Document passage

···

The Cornplanter Medal was named for the Iroquois chief Cornplanter and is an award for scholastic and other contributions to the betterment of knowledge of the Iroquois people. It was initiated by University of Chicago anthropologist Frederick Starr with seed money from nine associates in order to engrave and print sketches of Iroquois games and dances. Starr had two main goals while he planned the medal: 

One, he wanted to recognize and award the people who were contributing to research and knowledge of the Iroquois. 

Two, he intended to prove that the tribe, contrary to some academic opinion, had artisans that showed abilities of a "true artist", by presenting and preserving the art of the Iroquois youth Jesse Cornplanter. 

The medal was endowed through sales of the publication of the sketches in the booklet Iroquois Indian Games and Dances (c. 1903). The young artist of the sketches was credited as "Jesse Cornplanter, Seneca Indian Boy".

First presented in 1904 by the Cayuga County Historical Society in Auburn NY, it was awarded every two years to people who fall into one or more of the following classes:
 Ethnologists, making worthy field-studies or other investigations among the Iroquois.
 Historians, making actual contributions to our knowledge of the Iroquois.
 Artists, worthily representing Iroquois life or types by brush or chisel.
 Philanthropists, whose efforts are based upon adequate scientific study and appreciation of Iroquois conditions and needs.

···

Data block
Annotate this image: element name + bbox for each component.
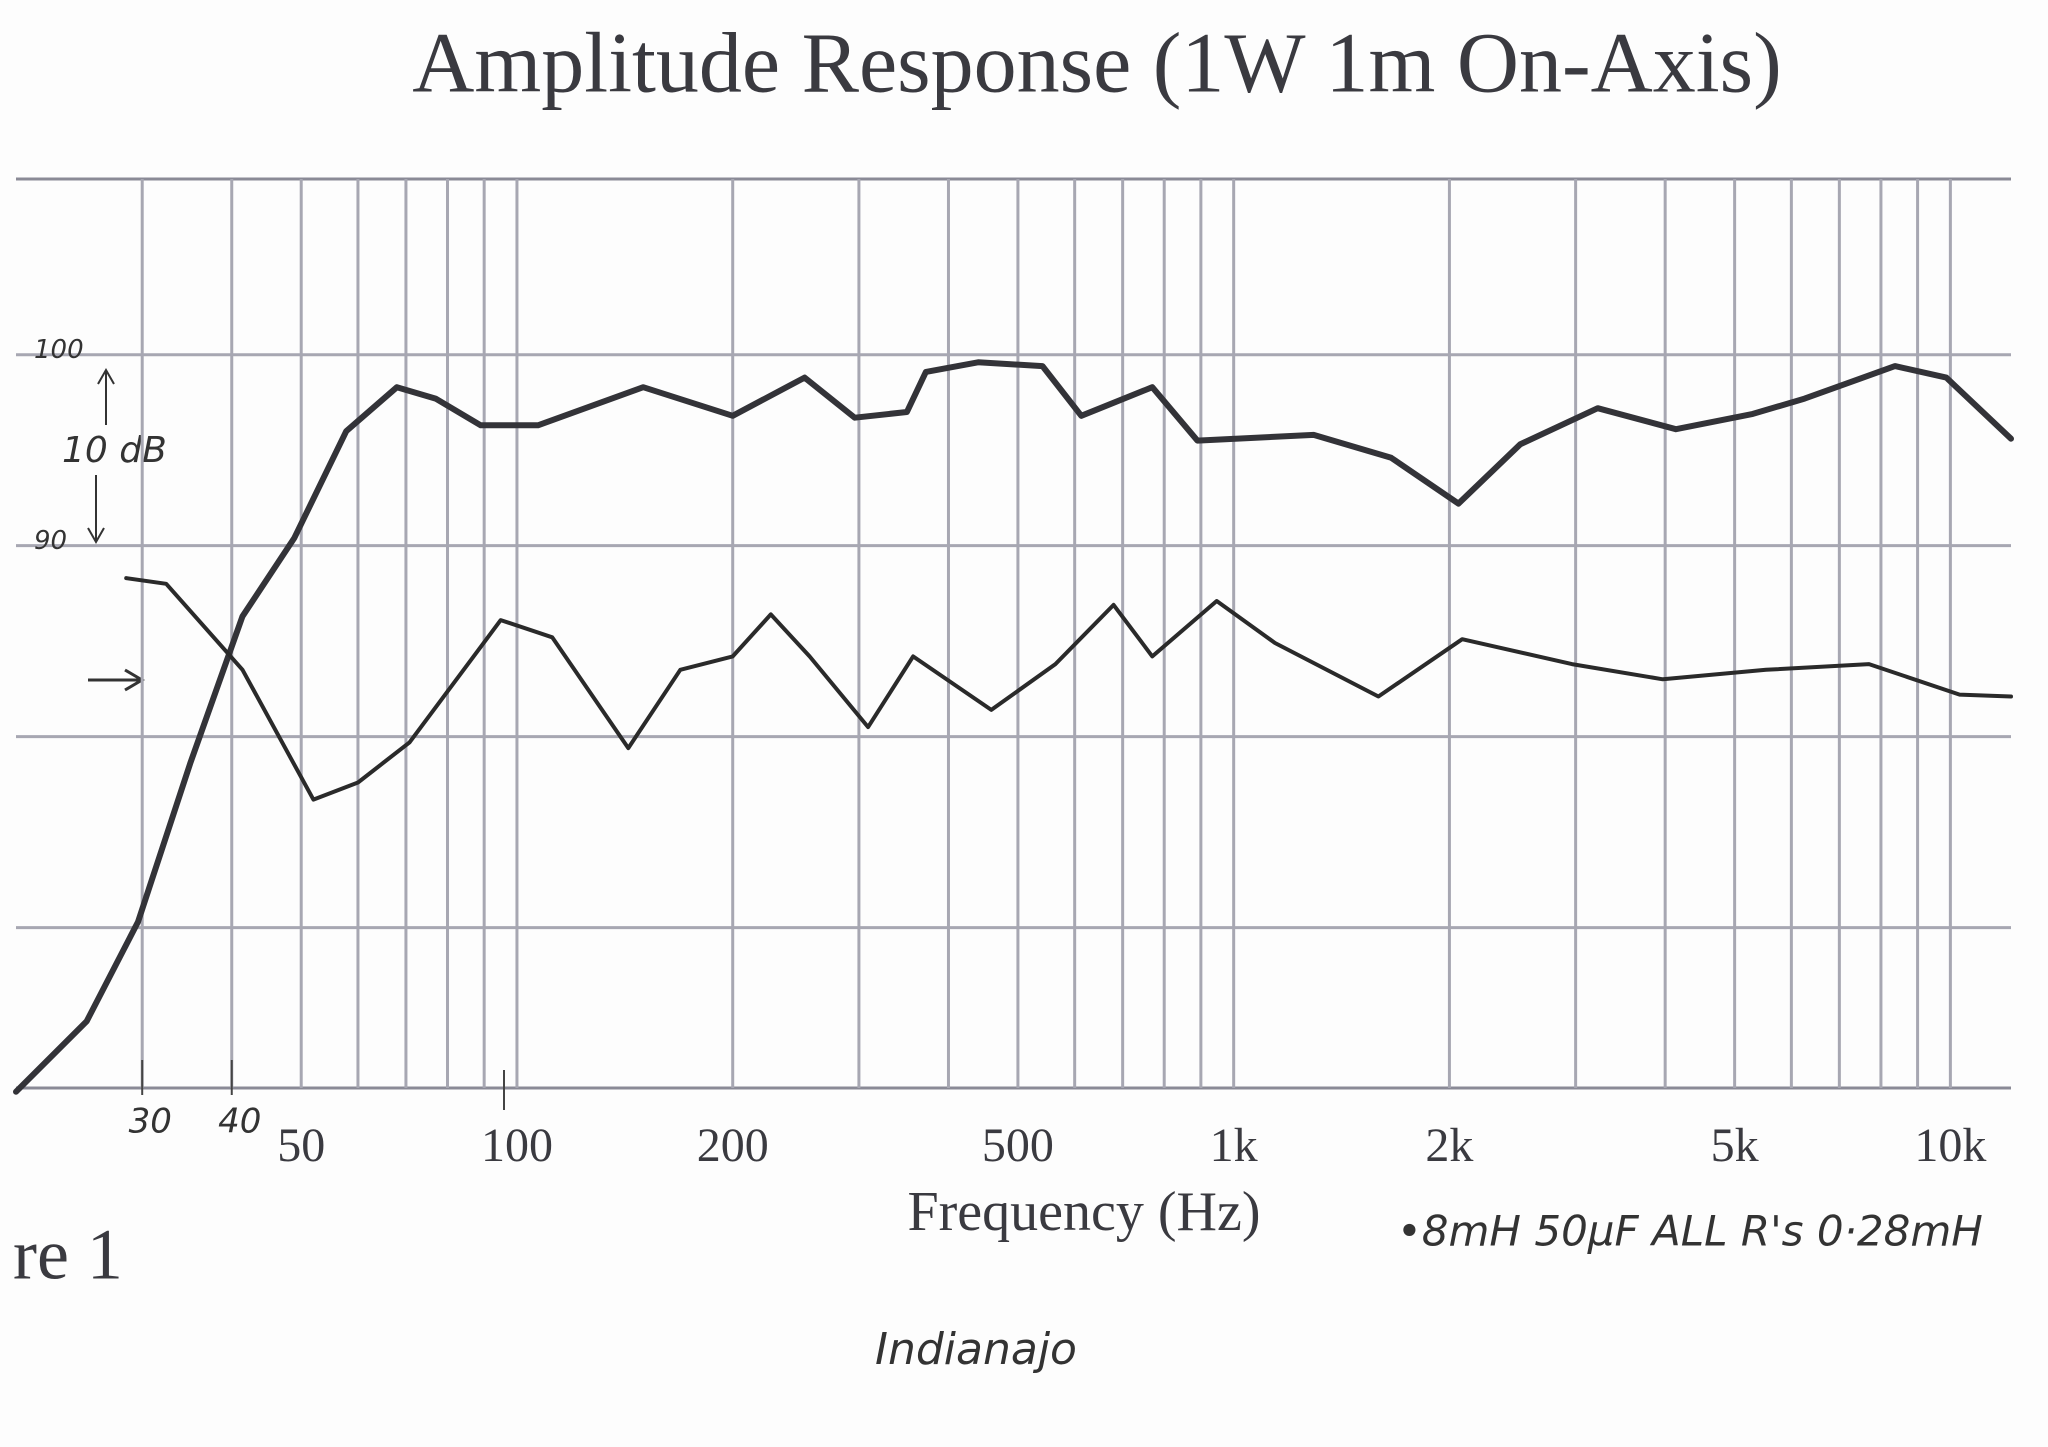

···

Written problem
Can you extract everything from "First presented in" down to "conditions and needs." in the Cornplanter Medal passage above, word for word?

Response to the task
First presented in 1904 by the Cayuga County Historical Society in Auburn NY, it was awarded every two years to people who fall into one or more of the following classes:
 Ethnologists, making worthy field-studies or other investigations among the Iroquois.
 Historians, making actual contributions to our knowledge of the Iroquois.
 Artists, worthily representing Iroquois life or types by brush or chisel.
 Philanthropists, whose efforts are based upon adequate scientific study and appreciation of Iroquois conditions and needs.